* **INSTRUCTION**
What is the number of lines that include the word "CLOSE"? Provide only that figure.

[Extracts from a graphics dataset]
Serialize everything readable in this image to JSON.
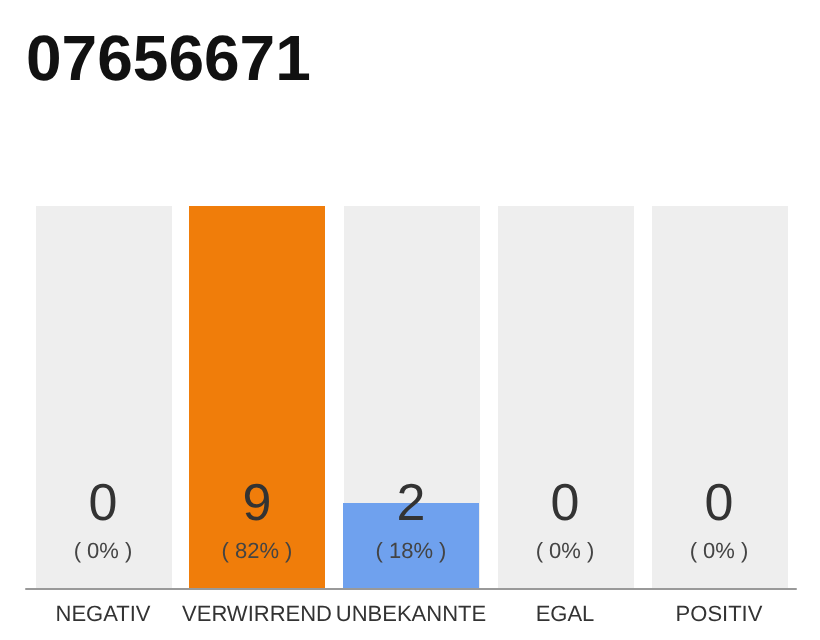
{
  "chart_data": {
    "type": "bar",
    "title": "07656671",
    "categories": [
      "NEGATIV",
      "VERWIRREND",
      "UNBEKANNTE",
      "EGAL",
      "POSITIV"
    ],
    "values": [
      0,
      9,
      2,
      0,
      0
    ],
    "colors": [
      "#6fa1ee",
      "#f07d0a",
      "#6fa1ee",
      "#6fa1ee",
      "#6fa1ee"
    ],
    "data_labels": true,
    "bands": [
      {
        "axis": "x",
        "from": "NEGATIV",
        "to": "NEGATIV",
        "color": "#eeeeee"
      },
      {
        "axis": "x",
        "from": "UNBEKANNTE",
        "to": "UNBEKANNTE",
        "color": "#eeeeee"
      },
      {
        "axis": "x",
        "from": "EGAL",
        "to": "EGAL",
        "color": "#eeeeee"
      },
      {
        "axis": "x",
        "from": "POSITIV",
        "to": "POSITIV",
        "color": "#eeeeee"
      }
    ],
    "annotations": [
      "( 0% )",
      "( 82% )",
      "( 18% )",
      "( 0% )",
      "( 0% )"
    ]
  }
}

--

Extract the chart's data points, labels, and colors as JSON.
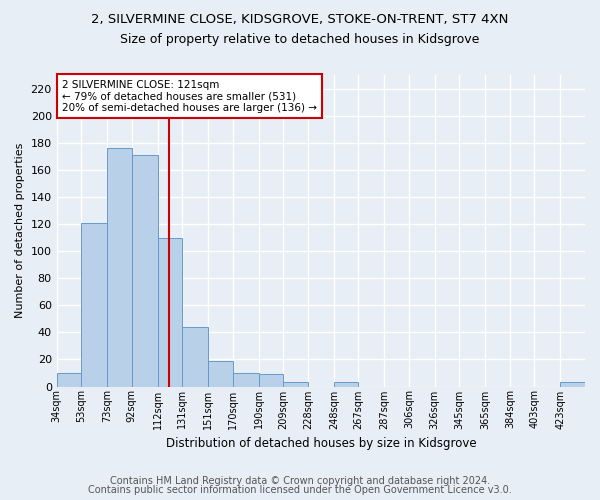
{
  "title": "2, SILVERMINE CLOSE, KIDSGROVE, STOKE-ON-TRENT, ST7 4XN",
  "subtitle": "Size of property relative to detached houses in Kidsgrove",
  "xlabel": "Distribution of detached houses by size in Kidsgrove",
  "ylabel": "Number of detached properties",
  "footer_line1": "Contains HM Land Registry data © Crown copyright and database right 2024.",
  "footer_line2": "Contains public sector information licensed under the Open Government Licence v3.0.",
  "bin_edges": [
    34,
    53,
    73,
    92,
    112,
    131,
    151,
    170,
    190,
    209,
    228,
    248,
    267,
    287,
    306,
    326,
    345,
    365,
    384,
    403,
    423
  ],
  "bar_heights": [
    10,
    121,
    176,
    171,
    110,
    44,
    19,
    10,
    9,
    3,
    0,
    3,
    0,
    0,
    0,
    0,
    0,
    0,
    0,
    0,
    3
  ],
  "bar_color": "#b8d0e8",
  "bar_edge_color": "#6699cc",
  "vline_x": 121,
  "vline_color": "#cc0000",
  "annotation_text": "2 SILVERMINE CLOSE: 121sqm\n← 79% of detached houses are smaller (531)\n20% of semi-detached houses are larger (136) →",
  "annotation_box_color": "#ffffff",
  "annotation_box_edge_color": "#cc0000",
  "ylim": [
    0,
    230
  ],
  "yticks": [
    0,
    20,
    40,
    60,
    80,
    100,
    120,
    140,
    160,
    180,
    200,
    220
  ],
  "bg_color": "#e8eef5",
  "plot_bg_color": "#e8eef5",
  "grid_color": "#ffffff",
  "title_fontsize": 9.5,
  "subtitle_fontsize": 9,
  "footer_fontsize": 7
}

* **RESPONSE TO THE TASK**
2